### TASK REQUIREMENTS
Pictures appear in the records below; write out everything else exactly.

[Stored data]
--- --- ---

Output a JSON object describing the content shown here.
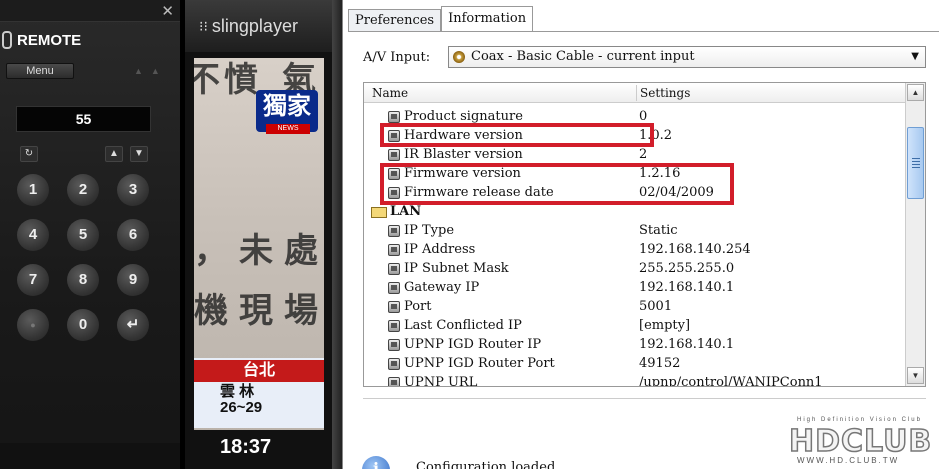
{
  "remote": {
    "title": "REMOTE",
    "close": "✕",
    "menu_label": "Menu",
    "menu_arrows": "▲▲",
    "display_value": "55",
    "refresh_glyph": "↻",
    "up_glyph": "▲",
    "down_glyph": "▼",
    "keys": [
      "1",
      "2",
      "3",
      "4",
      "5",
      "6",
      "7",
      "8",
      "9",
      "●",
      "0",
      "↵"
    ]
  },
  "sling": {
    "title": "slingplayer",
    "icon_glyph": "⁝⁝",
    "video": {
      "logo": "獨家",
      "logo_sub": "NEWS",
      "city": "台北",
      "weather_place": "雲 林",
      "temp": "26~29",
      "time": "18:37",
      "chars": [
        "不",
        "憤",
        "氣",
        "，",
        "未",
        "處",
        "機",
        "現",
        "場"
      ]
    }
  },
  "dialog": {
    "tabs": [
      "Preferences",
      "Information"
    ],
    "active_tab": "Information",
    "av_input_label": "A/V Input:",
    "av_input_value": "Coax - Basic Cable - current input",
    "columns": {
      "name": "Name",
      "settings": "Settings"
    },
    "rows_top": [
      {
        "name": "Product signature",
        "value": "0"
      },
      {
        "name": "Hardware version",
        "value": "1.0.2"
      },
      {
        "name": "IR Blaster version",
        "value": "2"
      },
      {
        "name": "Firmware version",
        "value": "1.2.16"
      },
      {
        "name": "Firmware release date",
        "value": "02/04/2009"
      }
    ],
    "group": "LAN",
    "rows_lan": [
      {
        "name": "IP Type",
        "value": "Static"
      },
      {
        "name": "IP Address",
        "value": "192.168.140.254"
      },
      {
        "name": "IP Subnet Mask",
        "value": "255.255.255.0"
      },
      {
        "name": "Gateway IP",
        "value": "192.168.140.1"
      },
      {
        "name": "Port",
        "value": "5001"
      },
      {
        "name": "Last Conflicted IP",
        "value": "[empty]"
      },
      {
        "name": "UPNP IGD Router IP",
        "value": "192.168.140.1"
      },
      {
        "name": "UPNP IGD Router Port",
        "value": "49152"
      },
      {
        "name": "UPNP URL",
        "value": "/upnp/control/WANIPConn1"
      }
    ],
    "status_icon": "i",
    "status_text": "Configuration loaded",
    "highlight_color": "#d21d2a"
  },
  "watermark": {
    "tag": "High Definition Vision Club",
    "logo": "HDCLUB",
    "url": "WWW.HD.CLUB.TW"
  }
}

--- --- ---

### RESPONSE TO THE TASK
Output a JSON object describing the content shown here.
{
  "remote": {
    "title": "REMOTE",
    "close": "✕",
    "menu_label": "Menu",
    "menu_arrows": "▲▲",
    "display_value": "55",
    "refresh_glyph": "↻",
    "up_glyph": "▲",
    "down_glyph": "▼",
    "keys": [
      "1",
      "2",
      "3",
      "4",
      "5",
      "6",
      "7",
      "8",
      "9",
      "●",
      "0",
      "↵"
    ]
  },
  "sling": {
    "title": "slingplayer",
    "icon_glyph": "⁝⁝",
    "video": {
      "logo": "獨家",
      "logo_sub": "NEWS",
      "city": "台北",
      "weather_place": "雲 林",
      "temp": "26~29",
      "time": "18:37",
      "chars": [
        "不",
        "憤",
        "氣",
        "，",
        "未",
        "處",
        "機",
        "現",
        "場"
      ]
    }
  },
  "dialog": {
    "tabs": [
      "Preferences",
      "Information"
    ],
    "active_tab": "Information",
    "av_input_label": "A/V Input:",
    "av_input_value": "Coax - Basic Cable - current input",
    "columns": {
      "name": "Name",
      "settings": "Settings"
    },
    "rows_top": [
      {
        "name": "Product signature",
        "value": "0"
      },
      {
        "name": "Hardware version",
        "value": "1.0.2"
      },
      {
        "name": "IR Blaster version",
        "value": "2"
      },
      {
        "name": "Firmware version",
        "value": "1.2.16"
      },
      {
        "name": "Firmware release date",
        "value": "02/04/2009"
      }
    ],
    "group": "LAN",
    "rows_lan": [
      {
        "name": "IP Type",
        "value": "Static"
      },
      {
        "name": "IP Address",
        "value": "192.168.140.254"
      },
      {
        "name": "IP Subnet Mask",
        "value": "255.255.255.0"
      },
      {
        "name": "Gateway IP",
        "value": "192.168.140.1"
      },
      {
        "name": "Port",
        "value": "5001"
      },
      {
        "name": "Last Conflicted IP",
        "value": "[empty]"
      },
      {
        "name": "UPNP IGD Router IP",
        "value": "192.168.140.1"
      },
      {
        "name": "UPNP IGD Router Port",
        "value": "49152"
      },
      {
        "name": "UPNP URL",
        "value": "/upnp/control/WANIPConn1"
      }
    ],
    "status_icon": "i",
    "status_text": "Configuration loaded",
    "highlight_color": "#d21d2a"
  },
  "watermark": {
    "tag": "High Definition Vision Club",
    "logo": "HDCLUB",
    "url": "WWW.HD.CLUB.TW"
  }
}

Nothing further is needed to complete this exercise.